EXERCISE BRIEF:
Extract from the listing each line in which the word "Sophie" appears.

***** RECORDS SUPPLIED *****

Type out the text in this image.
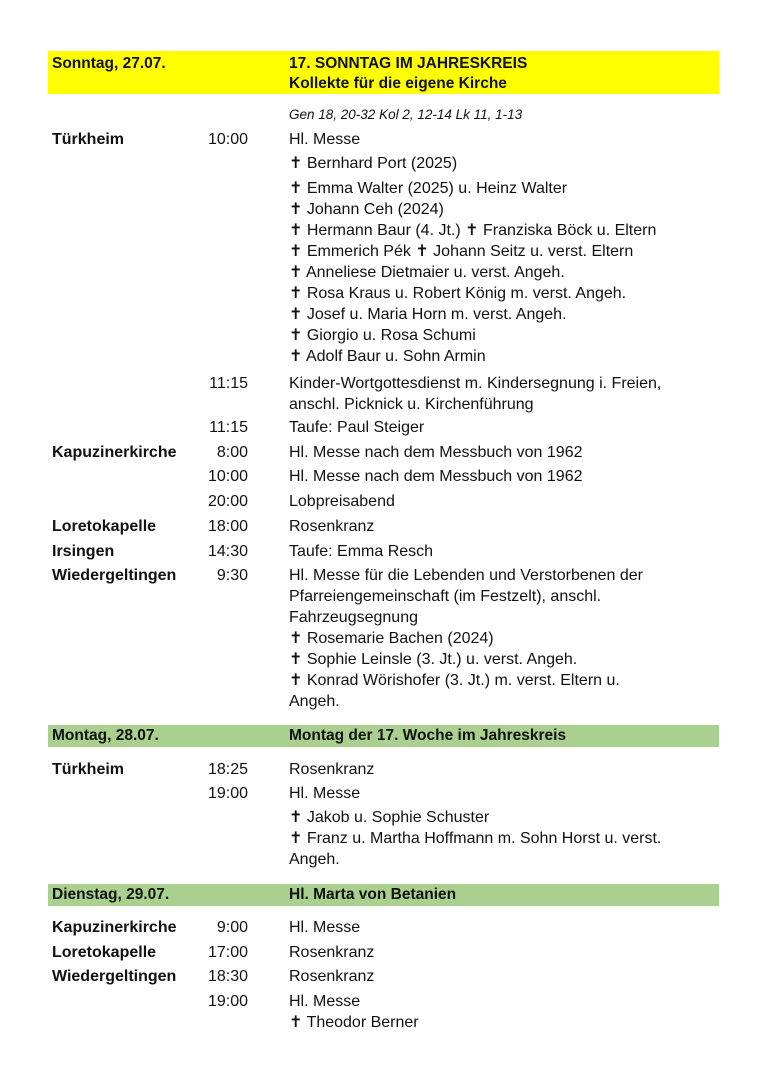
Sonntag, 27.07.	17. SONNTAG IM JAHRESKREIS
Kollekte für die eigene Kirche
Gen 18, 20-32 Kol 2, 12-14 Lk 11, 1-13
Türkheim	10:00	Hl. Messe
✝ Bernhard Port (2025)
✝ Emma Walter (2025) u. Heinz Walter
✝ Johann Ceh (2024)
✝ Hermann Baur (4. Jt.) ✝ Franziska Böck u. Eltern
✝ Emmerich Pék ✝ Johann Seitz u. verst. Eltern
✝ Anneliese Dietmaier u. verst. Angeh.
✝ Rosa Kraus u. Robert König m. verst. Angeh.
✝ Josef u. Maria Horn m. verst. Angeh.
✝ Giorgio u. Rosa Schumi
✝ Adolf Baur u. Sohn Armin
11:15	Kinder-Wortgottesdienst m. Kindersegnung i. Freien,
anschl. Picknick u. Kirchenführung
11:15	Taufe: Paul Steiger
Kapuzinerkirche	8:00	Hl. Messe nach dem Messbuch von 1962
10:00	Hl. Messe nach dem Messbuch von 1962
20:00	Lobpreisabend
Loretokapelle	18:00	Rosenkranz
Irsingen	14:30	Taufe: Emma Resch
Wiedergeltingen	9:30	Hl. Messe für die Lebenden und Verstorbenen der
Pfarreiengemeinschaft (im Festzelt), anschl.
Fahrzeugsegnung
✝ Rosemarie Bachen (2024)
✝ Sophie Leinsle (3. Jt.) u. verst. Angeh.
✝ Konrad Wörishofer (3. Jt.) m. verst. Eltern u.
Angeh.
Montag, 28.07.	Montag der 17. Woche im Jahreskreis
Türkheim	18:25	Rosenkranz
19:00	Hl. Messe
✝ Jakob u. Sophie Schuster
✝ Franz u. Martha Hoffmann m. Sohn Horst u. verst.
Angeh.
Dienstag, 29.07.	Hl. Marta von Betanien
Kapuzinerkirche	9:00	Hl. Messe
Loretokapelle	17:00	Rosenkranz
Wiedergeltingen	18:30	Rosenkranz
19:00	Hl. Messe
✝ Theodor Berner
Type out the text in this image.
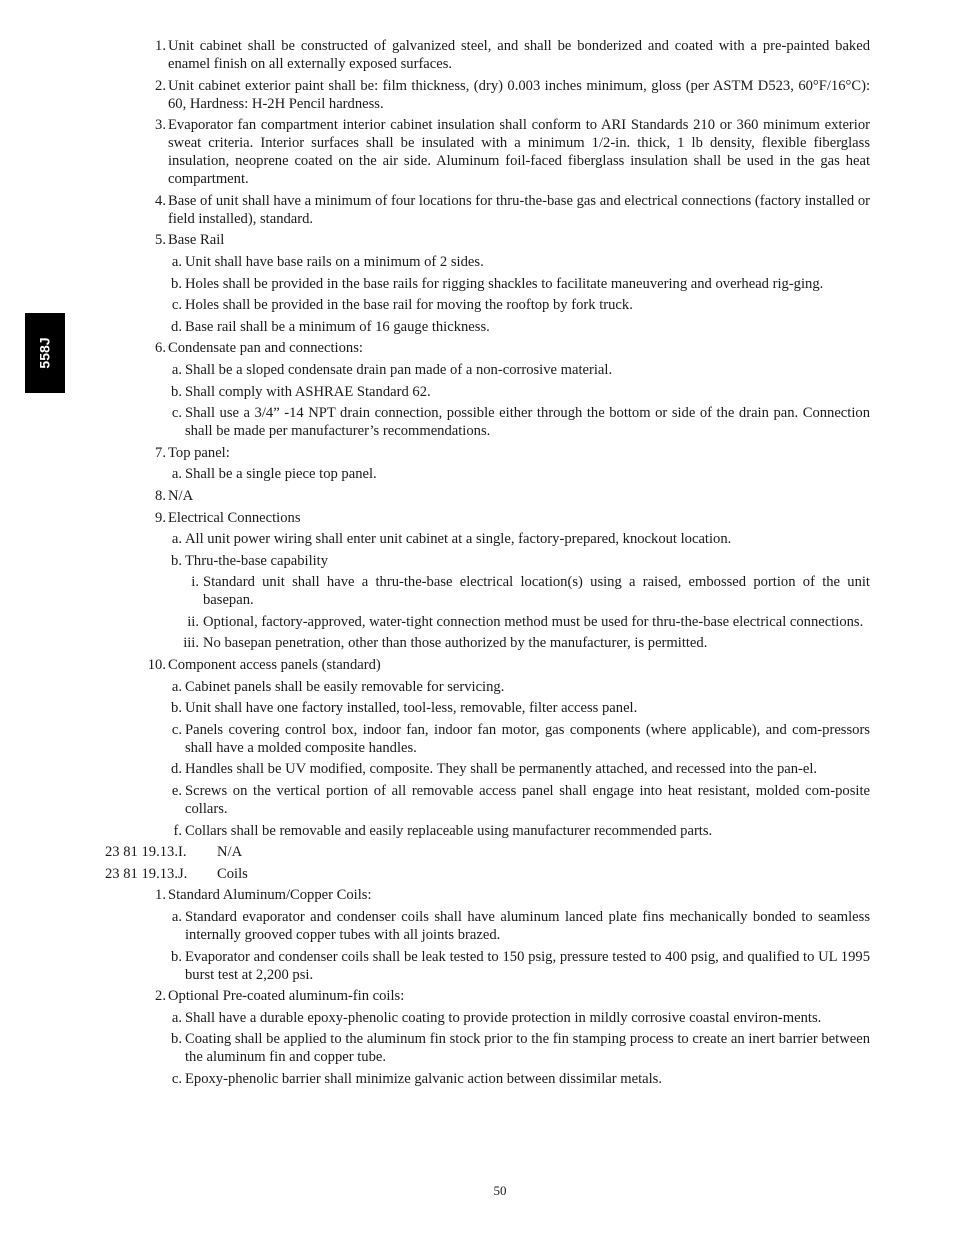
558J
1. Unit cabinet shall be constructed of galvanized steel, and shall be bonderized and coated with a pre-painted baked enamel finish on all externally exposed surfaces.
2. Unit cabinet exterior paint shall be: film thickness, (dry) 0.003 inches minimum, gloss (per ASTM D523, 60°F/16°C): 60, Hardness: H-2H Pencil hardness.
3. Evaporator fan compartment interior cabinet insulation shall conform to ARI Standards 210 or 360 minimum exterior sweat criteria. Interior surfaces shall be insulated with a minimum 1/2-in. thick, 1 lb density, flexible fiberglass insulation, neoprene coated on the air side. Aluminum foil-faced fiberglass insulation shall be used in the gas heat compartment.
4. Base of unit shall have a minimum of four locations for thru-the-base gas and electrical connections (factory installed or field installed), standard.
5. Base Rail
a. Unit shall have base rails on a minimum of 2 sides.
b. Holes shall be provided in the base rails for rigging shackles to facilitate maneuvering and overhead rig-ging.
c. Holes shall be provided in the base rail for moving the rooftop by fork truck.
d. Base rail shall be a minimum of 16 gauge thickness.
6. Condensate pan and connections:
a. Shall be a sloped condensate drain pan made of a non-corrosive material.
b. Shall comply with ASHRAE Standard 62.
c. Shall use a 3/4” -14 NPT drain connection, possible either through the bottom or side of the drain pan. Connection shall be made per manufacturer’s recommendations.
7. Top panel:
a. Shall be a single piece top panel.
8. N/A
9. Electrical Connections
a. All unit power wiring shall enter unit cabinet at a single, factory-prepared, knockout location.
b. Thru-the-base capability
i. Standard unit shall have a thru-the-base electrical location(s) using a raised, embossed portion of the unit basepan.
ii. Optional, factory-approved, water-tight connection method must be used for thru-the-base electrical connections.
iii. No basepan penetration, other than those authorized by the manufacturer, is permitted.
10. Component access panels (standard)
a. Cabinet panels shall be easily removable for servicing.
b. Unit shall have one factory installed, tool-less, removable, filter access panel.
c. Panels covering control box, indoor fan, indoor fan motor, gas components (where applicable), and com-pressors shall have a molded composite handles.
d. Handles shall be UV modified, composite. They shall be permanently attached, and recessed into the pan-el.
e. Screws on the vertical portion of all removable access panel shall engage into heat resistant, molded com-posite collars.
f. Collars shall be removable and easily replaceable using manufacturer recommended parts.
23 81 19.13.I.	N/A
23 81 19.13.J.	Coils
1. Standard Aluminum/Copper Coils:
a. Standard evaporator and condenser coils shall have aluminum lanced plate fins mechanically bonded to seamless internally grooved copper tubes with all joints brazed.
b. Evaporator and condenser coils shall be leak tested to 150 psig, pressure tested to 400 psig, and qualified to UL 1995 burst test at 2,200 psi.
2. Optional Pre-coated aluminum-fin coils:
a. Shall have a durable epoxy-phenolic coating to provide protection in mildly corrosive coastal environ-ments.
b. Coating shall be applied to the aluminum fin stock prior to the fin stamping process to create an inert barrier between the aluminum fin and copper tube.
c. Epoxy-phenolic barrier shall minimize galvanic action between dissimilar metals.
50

*****

EXERCISE OUTPUT:
✝ Sophie Leinsle (3. Jt.) u. verst. Angeh.
✝ Jakob u. Sophie Schuster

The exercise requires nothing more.